▶ _AIM OF THE TASK_: Your task is to locate every line holding the string "background" and to copy each of them.

▶ _INFORMATION SHOWN_:
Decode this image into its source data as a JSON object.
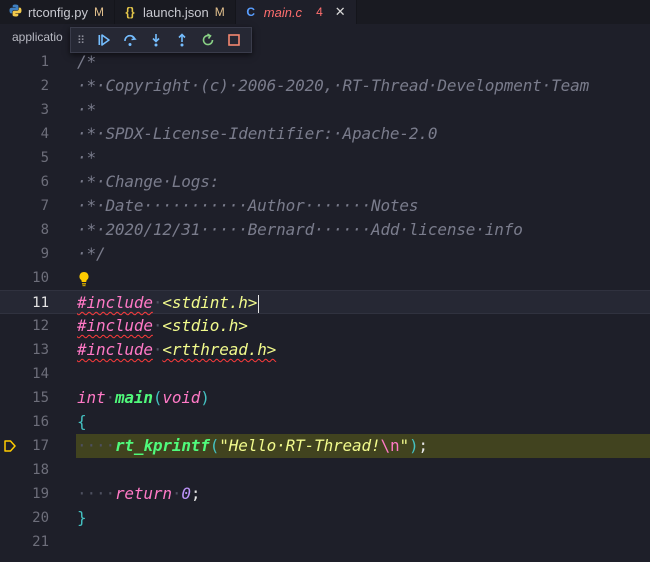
{
  "tabs": [
    {
      "name": "rtconfig.py",
      "badge": "M",
      "icon": "python-icon"
    },
    {
      "name": "launch.json",
      "badge": "M",
      "icon": "json-icon"
    },
    {
      "name": "main.c",
      "badge": "4",
      "icon": "c-file-icon",
      "active": true
    }
  ],
  "breadcrumb": "applicatio",
  "debug_toolbar": [
    "drag-handle",
    "continue",
    "step-over",
    "step-into",
    "step-out",
    "restart",
    "stop"
  ],
  "editor": {
    "current_line": 11,
    "stopped_line": 17,
    "lines": [
      {
        "n": "1",
        "t": "/*"
      },
      {
        "n": "2",
        "t": " * Copyright (c) 2006-2020, RT-Thread Development Team"
      },
      {
        "n": "3",
        "t": " *"
      },
      {
        "n": "4",
        "t": " * SPDX-License-Identifier: Apache-2.0"
      },
      {
        "n": "5",
        "t": " *"
      },
      {
        "n": "6",
        "t": " * Change Logs:"
      },
      {
        "n": "7",
        "t": " * Date           Author       Notes"
      },
      {
        "n": "8",
        "t": " * 2020/12/31     Bernard      Add license info"
      },
      {
        "n": "9",
        "t": " */"
      },
      {
        "n": "10",
        "t": ""
      },
      {
        "n": "11",
        "t": "#include <stdint.h>"
      },
      {
        "n": "12",
        "t": "#include <stdio.h>"
      },
      {
        "n": "13",
        "t": "#include <rtthread.h>"
      },
      {
        "n": "14",
        "t": ""
      },
      {
        "n": "15",
        "t": "int main(void)"
      },
      {
        "n": "16",
        "t": "{"
      },
      {
        "n": "17",
        "t": "    rt_kprintf(\"Hello RT-Thread!\\n\");"
      },
      {
        "n": "18",
        "t": ""
      },
      {
        "n": "19",
        "t": "    return 0;"
      },
      {
        "n": "20",
        "t": "}"
      },
      {
        "n": "21",
        "t": ""
      }
    ]
  },
  "colors": {
    "background": "#1e1f29",
    "keyword": "#ff79c6",
    "function": "#50fa7b",
    "string": "#f1fa8c",
    "comment": "#7a7c8c",
    "number": "#bd93f9",
    "debug_stop_highlight": "#41431f",
    "error_squiggle": "#ff3b3b"
  }
}
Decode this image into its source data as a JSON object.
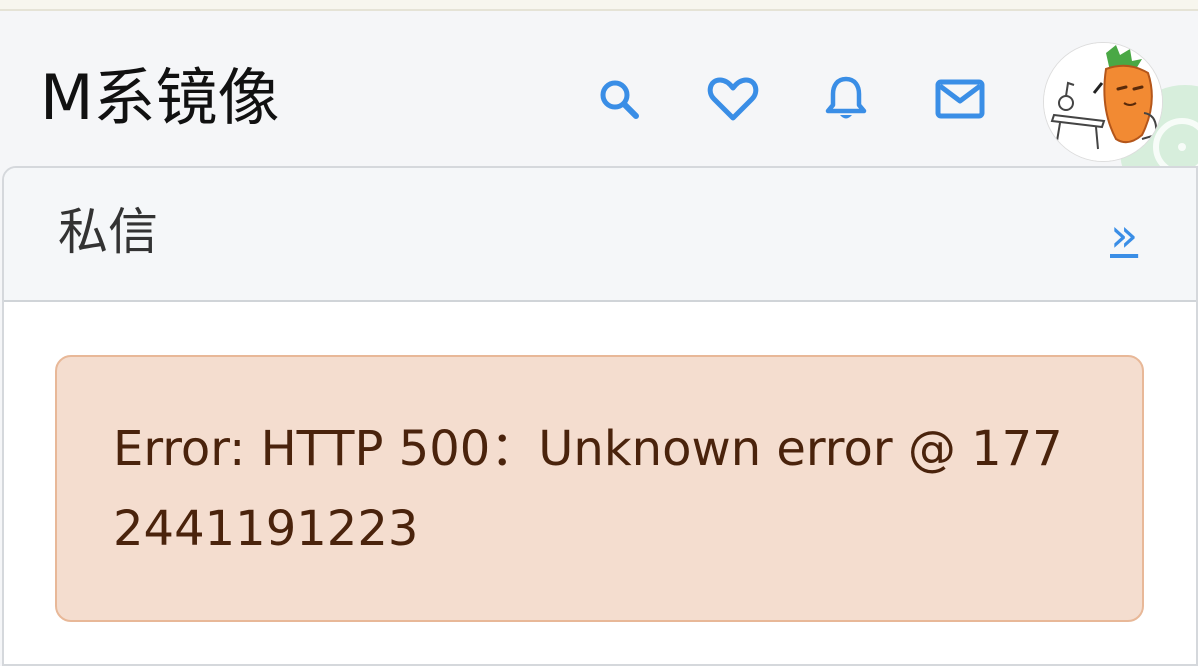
{
  "header": {
    "site_title": "M系镜像",
    "icons": [
      "search-icon",
      "heart-icon",
      "bell-icon",
      "mail-icon"
    ],
    "accent_color": "#3a8ee6"
  },
  "panel": {
    "title": "私信",
    "more_link": "»"
  },
  "error": {
    "message": "Error: HTTP 500：Unknown error @ 1772441191223",
    "background": "#f4ddcf",
    "text_color": "#4a230c"
  }
}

▶ _PROBLEM SOLUTION_:
    "background": "#1e1f29",
    "background": "#f4ddcf",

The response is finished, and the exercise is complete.